### WHAT THIS TASK INVOLVES
Copy out every line of the records below without changing anything.

### INPUT
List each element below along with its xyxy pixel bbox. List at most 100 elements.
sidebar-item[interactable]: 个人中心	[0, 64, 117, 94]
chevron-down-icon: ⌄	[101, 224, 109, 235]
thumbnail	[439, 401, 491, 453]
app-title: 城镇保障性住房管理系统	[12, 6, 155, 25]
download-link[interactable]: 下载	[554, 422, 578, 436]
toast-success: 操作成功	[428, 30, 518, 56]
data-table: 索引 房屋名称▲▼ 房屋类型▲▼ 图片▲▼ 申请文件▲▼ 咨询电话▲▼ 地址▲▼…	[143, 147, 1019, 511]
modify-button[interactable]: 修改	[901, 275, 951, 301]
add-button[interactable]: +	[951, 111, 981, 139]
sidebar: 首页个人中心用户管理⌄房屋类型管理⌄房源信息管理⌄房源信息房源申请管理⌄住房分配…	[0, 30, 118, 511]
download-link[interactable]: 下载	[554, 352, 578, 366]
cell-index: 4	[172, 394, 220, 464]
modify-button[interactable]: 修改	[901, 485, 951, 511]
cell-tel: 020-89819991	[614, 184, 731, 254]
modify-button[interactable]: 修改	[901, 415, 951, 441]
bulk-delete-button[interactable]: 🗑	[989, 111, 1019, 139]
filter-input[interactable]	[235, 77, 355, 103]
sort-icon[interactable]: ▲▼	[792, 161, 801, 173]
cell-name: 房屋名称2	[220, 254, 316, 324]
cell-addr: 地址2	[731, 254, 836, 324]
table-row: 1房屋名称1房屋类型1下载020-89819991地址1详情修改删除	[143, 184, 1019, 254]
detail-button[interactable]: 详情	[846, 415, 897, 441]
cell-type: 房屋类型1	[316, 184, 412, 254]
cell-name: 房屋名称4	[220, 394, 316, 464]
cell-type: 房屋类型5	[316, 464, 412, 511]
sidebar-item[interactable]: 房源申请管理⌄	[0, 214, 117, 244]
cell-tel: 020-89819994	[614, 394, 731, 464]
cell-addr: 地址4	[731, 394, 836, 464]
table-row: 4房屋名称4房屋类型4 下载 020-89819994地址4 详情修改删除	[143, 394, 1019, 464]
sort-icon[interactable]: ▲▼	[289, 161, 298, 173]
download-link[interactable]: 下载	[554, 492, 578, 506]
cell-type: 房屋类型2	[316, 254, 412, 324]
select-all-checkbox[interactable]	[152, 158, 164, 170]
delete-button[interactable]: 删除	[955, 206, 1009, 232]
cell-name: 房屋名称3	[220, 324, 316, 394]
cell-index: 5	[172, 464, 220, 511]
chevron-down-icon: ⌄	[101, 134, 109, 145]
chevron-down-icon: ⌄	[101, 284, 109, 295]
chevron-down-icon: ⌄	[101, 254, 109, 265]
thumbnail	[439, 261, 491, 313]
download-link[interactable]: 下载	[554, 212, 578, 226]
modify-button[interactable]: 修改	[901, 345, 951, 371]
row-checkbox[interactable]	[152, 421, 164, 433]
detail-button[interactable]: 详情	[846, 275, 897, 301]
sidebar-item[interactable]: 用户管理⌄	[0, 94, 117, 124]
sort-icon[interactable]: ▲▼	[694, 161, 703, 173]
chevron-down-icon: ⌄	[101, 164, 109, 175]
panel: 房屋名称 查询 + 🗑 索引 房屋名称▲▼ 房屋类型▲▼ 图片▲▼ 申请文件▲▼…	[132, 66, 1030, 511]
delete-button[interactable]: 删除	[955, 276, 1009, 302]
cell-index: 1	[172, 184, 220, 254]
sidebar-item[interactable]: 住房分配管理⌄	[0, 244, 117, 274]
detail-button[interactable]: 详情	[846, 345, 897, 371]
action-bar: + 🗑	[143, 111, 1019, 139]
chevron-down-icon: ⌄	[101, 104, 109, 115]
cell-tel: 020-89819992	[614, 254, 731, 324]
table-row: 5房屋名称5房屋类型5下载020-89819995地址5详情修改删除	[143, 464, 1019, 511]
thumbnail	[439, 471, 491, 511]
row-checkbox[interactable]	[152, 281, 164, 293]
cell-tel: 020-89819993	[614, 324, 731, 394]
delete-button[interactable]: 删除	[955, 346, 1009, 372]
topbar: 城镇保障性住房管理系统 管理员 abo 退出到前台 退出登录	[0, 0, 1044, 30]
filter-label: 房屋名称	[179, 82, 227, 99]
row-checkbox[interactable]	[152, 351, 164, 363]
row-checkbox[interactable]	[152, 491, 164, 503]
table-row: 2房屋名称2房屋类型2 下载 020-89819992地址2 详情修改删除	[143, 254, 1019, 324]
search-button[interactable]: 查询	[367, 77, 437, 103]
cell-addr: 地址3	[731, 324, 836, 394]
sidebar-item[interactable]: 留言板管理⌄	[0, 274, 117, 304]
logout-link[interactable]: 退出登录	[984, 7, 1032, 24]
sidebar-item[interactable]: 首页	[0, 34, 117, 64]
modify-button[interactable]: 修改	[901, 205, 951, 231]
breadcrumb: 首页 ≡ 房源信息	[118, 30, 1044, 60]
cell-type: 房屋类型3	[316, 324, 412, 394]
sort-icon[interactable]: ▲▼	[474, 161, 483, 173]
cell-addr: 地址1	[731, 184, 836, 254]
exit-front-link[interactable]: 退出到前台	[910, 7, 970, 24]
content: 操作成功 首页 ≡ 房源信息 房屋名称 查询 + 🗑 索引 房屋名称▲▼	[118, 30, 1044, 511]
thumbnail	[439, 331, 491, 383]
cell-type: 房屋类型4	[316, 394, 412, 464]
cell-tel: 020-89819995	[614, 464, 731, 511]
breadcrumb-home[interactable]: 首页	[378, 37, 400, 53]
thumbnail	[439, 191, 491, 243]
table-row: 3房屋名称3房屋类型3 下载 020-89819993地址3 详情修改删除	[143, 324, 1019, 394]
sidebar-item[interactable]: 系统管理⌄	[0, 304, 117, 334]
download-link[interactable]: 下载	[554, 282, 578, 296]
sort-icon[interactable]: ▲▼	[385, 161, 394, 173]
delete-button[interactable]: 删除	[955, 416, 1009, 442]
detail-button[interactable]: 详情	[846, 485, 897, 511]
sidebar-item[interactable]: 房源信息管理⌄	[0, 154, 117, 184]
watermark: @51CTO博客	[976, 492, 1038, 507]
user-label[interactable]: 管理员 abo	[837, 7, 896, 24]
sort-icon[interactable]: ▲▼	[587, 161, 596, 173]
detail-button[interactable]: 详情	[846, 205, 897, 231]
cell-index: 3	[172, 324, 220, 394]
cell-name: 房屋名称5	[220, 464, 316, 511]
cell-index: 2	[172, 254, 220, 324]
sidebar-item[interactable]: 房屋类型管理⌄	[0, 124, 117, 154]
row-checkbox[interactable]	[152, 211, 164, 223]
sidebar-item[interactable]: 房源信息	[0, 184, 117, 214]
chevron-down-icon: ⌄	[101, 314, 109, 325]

### SOLUTION FOR THIS EXERCISE
List each element below along with its xyxy pixel bbox. List at most 100 elements.
sidebar-item[interactable]: 个人中心	[0, 64, 117, 94]
chevron-down-icon: ⌄	[101, 224, 109, 235]
thumbnail	[439, 401, 491, 453]
app-title: 城镇保障性住房管理系统	[12, 6, 155, 25]
download-link[interactable]: 下载	[554, 422, 578, 436]
toast-success: 操作成功	[428, 30, 518, 56]
data-table: 索引 房屋名称▲▼ 房屋类型▲▼ 图片▲▼ 申请文件▲▼ 咨询电话▲▼ 地址▲▼…	[143, 147, 1019, 511]
modify-button[interactable]: 修改	[901, 275, 951, 301]
add-button[interactable]: +	[951, 111, 981, 139]
sidebar: 首页个人中心用户管理⌄房屋类型管理⌄房源信息管理⌄房源信息房源申请管理⌄住房分配…	[0, 30, 118, 511]
download-link[interactable]: 下载	[554, 352, 578, 366]
cell-index: 4	[172, 394, 220, 464]
modify-button[interactable]: 修改	[901, 485, 951, 511]
cell-tel: 020-89819991	[614, 184, 731, 254]
modify-button[interactable]: 修改	[901, 415, 951, 441]
bulk-delete-button[interactable]: 🗑	[989, 111, 1019, 139]
filter-input[interactable]	[235, 77, 355, 103]
sort-icon[interactable]: ▲▼	[792, 161, 801, 173]
cell-name: 房屋名称2	[220, 254, 316, 324]
cell-addr: 地址2	[731, 254, 836, 324]
table-row: 1房屋名称1房屋类型1下载020-89819991地址1详情修改删除	[143, 184, 1019, 254]
detail-button[interactable]: 详情	[846, 415, 897, 441]
cell-type: 房屋类型1	[316, 184, 412, 254]
cell-name: 房屋名称4	[220, 394, 316, 464]
cell-type: 房屋类型5	[316, 464, 412, 511]
sidebar-item[interactable]: 房源申请管理⌄	[0, 214, 117, 244]
cell-tel: 020-89819994	[614, 394, 731, 464]
cell-addr: 地址4	[731, 394, 836, 464]
table-row: 4房屋名称4房屋类型4 下载 020-89819994地址4 详情修改删除	[143, 394, 1019, 464]
sort-icon[interactable]: ▲▼	[289, 161, 298, 173]
download-link[interactable]: 下载	[554, 492, 578, 506]
cell-type: 房屋类型2	[316, 254, 412, 324]
select-all-checkbox[interactable]	[152, 158, 164, 170]
delete-button[interactable]: 删除	[955, 206, 1009, 232]
cell-name: 房屋名称3	[220, 324, 316, 394]
cell-index: 5	[172, 464, 220, 511]
chevron-down-icon: ⌄	[101, 134, 109, 145]
chevron-down-icon: ⌄	[101, 284, 109, 295]
chevron-down-icon: ⌄	[101, 254, 109, 265]
thumbnail	[439, 261, 491, 313]
download-link[interactable]: 下载	[554, 212, 578, 226]
modify-button[interactable]: 修改	[901, 345, 951, 371]
row-checkbox[interactable]	[152, 421, 164, 433]
detail-button[interactable]: 详情	[846, 275, 897, 301]
sidebar-item[interactable]: 用户管理⌄	[0, 94, 117, 124]
sort-icon[interactable]: ▲▼	[694, 161, 703, 173]
chevron-down-icon: ⌄	[101, 164, 109, 175]
panel: 房屋名称 查询 + 🗑 索引 房屋名称▲▼ 房屋类型▲▼ 图片▲▼ 申请文件▲▼…	[132, 66, 1030, 511]
delete-button[interactable]: 删除	[955, 276, 1009, 302]
cell-index: 1	[172, 184, 220, 254]
sidebar-item[interactable]: 住房分配管理⌄	[0, 244, 117, 274]
detail-button[interactable]: 详情	[846, 345, 897, 371]
action-bar: + 🗑	[143, 111, 1019, 139]
chevron-down-icon: ⌄	[101, 104, 109, 115]
cell-tel: 020-89819992	[614, 254, 731, 324]
table-row: 5房屋名称5房屋类型5下载020-89819995地址5详情修改删除	[143, 464, 1019, 511]
thumbnail	[439, 471, 491, 511]
row-checkbox[interactable]	[152, 281, 164, 293]
cell-tel: 020-89819993	[614, 324, 731, 394]
delete-button[interactable]: 删除	[955, 346, 1009, 372]
topbar: 城镇保障性住房管理系统 管理员 abo 退出到前台 退出登录	[0, 0, 1044, 30]
filter-label: 房屋名称	[179, 82, 227, 99]
row-checkbox[interactable]	[152, 351, 164, 363]
row-checkbox[interactable]	[152, 491, 164, 503]
table-row: 2房屋名称2房屋类型2 下载 020-89819992地址2 详情修改删除	[143, 254, 1019, 324]
search-button[interactable]: 查询	[367, 77, 437, 103]
cell-addr: 地址3	[731, 324, 836, 394]
sidebar-item[interactable]: 留言板管理⌄	[0, 274, 117, 304]
logout-link[interactable]: 退出登录	[984, 7, 1032, 24]
sidebar-item[interactable]: 首页	[0, 34, 117, 64]
modify-button[interactable]: 修改	[901, 205, 951, 231]
breadcrumb: 首页 ≡ 房源信息	[118, 30, 1044, 60]
cell-type: 房屋类型3	[316, 324, 412, 394]
sort-icon[interactable]: ▲▼	[474, 161, 483, 173]
cell-addr: 地址1	[731, 184, 836, 254]
exit-front-link[interactable]: 退出到前台	[910, 7, 970, 24]
content: 操作成功 首页 ≡ 房源信息 房屋名称 查询 + 🗑 索引 房屋名称▲▼	[118, 30, 1044, 511]
thumbnail	[439, 331, 491, 383]
cell-type: 房屋类型4	[316, 394, 412, 464]
cell-tel: 020-89819995	[614, 464, 731, 511]
breadcrumb-home[interactable]: 首页	[378, 37, 400, 53]
thumbnail	[439, 191, 491, 243]
table-row: 3房屋名称3房屋类型3 下载 020-89819993地址3 详情修改删除	[143, 324, 1019, 394]
sidebar-item[interactable]: 系统管理⌄	[0, 304, 117, 334]
download-link[interactable]: 下载	[554, 282, 578, 296]
sort-icon[interactable]: ▲▼	[385, 161, 394, 173]
delete-button[interactable]: 删除	[955, 416, 1009, 442]
detail-button[interactable]: 详情	[846, 485, 897, 511]
sidebar-item[interactable]: 房源信息管理⌄	[0, 154, 117, 184]
watermark: @51CTO博客	[976, 492, 1038, 507]
user-label[interactable]: 管理员 abo	[837, 7, 896, 24]
sort-icon[interactable]: ▲▼	[587, 161, 596, 173]
detail-button[interactable]: 详情	[846, 205, 897, 231]
cell-index: 3	[172, 324, 220, 394]
cell-name: 房屋名称5	[220, 464, 316, 511]
cell-index: 2	[172, 254, 220, 324]
sidebar-item[interactable]: 房屋类型管理⌄	[0, 124, 117, 154]
row-checkbox[interactable]	[152, 211, 164, 223]
sidebar-item[interactable]: 房源信息	[0, 184, 117, 214]
chevron-down-icon: ⌄	[101, 314, 109, 325]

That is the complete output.